:: Your task ::
Go through the listing and return every line with "Most" in it.

:: Provided data ::
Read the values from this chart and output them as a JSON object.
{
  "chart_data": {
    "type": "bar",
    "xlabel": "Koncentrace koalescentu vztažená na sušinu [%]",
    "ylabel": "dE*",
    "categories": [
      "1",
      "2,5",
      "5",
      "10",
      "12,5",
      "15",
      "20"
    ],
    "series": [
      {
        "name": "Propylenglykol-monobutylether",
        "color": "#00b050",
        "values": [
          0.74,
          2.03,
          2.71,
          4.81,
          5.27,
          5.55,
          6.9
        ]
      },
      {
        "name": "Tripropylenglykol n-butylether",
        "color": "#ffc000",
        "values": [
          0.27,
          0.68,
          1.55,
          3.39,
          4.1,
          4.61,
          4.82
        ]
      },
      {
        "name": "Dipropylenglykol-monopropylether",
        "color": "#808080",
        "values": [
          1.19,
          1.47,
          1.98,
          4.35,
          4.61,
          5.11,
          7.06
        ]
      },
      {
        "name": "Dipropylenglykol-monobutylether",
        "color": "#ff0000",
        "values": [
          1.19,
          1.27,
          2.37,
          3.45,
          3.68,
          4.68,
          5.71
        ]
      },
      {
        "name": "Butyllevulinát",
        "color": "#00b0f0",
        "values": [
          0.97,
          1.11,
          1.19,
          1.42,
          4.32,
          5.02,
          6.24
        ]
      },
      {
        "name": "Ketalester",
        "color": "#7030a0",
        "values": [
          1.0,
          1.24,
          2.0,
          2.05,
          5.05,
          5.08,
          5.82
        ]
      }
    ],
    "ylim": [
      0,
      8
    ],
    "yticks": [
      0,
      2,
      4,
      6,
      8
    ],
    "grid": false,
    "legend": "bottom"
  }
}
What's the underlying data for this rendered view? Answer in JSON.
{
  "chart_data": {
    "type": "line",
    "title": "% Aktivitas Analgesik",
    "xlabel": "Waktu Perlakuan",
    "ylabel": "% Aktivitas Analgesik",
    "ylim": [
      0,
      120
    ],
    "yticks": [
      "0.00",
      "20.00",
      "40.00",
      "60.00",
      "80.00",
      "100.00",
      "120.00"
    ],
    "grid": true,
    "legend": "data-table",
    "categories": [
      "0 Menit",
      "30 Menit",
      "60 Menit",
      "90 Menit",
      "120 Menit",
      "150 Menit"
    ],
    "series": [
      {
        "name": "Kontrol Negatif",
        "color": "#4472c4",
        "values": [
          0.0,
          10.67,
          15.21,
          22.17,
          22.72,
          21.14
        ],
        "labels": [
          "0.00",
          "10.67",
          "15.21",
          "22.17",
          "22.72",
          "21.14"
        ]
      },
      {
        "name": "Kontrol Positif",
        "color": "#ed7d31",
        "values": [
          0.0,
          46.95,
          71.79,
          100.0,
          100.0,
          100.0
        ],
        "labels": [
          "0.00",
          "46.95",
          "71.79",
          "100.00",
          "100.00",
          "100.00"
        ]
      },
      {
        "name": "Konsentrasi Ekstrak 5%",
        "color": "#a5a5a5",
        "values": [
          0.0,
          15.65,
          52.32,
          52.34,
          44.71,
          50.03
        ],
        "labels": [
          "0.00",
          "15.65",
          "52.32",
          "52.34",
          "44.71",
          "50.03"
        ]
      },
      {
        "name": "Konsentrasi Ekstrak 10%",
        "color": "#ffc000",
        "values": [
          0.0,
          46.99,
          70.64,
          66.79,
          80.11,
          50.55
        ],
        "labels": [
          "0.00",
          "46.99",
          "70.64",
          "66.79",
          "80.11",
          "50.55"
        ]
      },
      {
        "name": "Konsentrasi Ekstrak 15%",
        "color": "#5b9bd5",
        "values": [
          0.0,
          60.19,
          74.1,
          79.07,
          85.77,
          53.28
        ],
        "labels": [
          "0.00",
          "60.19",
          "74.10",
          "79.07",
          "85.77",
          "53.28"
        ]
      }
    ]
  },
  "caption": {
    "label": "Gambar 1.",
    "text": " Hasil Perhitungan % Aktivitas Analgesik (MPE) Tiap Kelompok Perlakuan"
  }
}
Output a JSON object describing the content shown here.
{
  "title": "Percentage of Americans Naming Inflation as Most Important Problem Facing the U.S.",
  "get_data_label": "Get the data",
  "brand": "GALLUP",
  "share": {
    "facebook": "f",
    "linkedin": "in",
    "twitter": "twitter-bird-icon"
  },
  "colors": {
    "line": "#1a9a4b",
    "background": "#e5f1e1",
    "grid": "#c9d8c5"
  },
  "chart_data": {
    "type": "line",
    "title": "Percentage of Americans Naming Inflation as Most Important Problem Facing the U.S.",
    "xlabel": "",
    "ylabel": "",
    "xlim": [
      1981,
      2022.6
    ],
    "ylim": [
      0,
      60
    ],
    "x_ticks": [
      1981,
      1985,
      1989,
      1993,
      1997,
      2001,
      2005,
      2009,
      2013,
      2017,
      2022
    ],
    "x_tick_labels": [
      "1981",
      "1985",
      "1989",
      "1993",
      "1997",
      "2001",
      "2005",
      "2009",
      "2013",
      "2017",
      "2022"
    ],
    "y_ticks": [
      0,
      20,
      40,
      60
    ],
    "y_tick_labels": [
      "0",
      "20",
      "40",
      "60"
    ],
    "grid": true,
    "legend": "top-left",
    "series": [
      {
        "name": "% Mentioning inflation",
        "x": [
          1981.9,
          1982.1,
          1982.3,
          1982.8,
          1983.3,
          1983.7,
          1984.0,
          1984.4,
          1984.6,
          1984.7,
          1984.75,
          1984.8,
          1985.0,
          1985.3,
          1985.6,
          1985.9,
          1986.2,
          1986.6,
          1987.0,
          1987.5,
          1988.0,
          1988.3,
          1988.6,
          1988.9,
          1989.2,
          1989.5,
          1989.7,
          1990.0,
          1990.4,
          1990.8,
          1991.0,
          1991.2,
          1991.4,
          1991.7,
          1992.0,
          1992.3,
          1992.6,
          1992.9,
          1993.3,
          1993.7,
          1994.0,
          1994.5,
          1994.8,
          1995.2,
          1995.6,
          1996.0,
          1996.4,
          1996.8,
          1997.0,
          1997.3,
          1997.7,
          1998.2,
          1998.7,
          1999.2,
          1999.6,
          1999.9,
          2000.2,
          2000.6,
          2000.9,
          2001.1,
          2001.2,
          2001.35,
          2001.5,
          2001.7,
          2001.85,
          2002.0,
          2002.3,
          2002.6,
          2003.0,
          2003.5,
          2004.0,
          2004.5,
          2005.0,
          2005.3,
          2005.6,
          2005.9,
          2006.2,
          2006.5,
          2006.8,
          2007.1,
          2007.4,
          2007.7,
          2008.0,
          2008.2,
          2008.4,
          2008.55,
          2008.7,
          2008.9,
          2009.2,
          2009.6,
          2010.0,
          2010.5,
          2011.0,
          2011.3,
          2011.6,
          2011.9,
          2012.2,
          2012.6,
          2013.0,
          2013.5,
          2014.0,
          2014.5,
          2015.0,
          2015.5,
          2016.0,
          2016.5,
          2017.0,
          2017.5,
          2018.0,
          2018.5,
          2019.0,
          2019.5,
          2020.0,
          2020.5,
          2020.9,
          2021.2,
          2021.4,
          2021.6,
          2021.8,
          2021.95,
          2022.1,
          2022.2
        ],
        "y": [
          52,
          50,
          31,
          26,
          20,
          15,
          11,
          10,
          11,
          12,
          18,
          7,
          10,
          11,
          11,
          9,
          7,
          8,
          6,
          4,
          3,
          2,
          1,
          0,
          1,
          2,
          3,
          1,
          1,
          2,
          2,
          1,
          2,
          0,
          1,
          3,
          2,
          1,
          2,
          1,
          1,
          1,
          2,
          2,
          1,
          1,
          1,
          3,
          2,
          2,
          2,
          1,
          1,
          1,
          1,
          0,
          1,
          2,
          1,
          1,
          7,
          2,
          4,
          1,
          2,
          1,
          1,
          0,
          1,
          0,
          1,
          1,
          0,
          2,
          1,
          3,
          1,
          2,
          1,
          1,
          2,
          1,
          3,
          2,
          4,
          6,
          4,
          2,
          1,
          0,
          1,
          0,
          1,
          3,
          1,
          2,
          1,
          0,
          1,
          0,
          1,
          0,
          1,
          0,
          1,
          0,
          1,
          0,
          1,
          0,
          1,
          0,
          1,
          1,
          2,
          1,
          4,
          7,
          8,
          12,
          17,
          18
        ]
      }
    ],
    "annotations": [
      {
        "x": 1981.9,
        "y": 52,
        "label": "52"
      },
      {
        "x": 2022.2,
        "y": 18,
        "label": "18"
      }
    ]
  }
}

:: Output for this exercise ::
  "title": "Percentage of Americans Naming Inflation as Most Important Problem Facing the U.S.",
    "title": "Percentage of Americans Naming Inflation as Most Important Problem Facing the U.S.",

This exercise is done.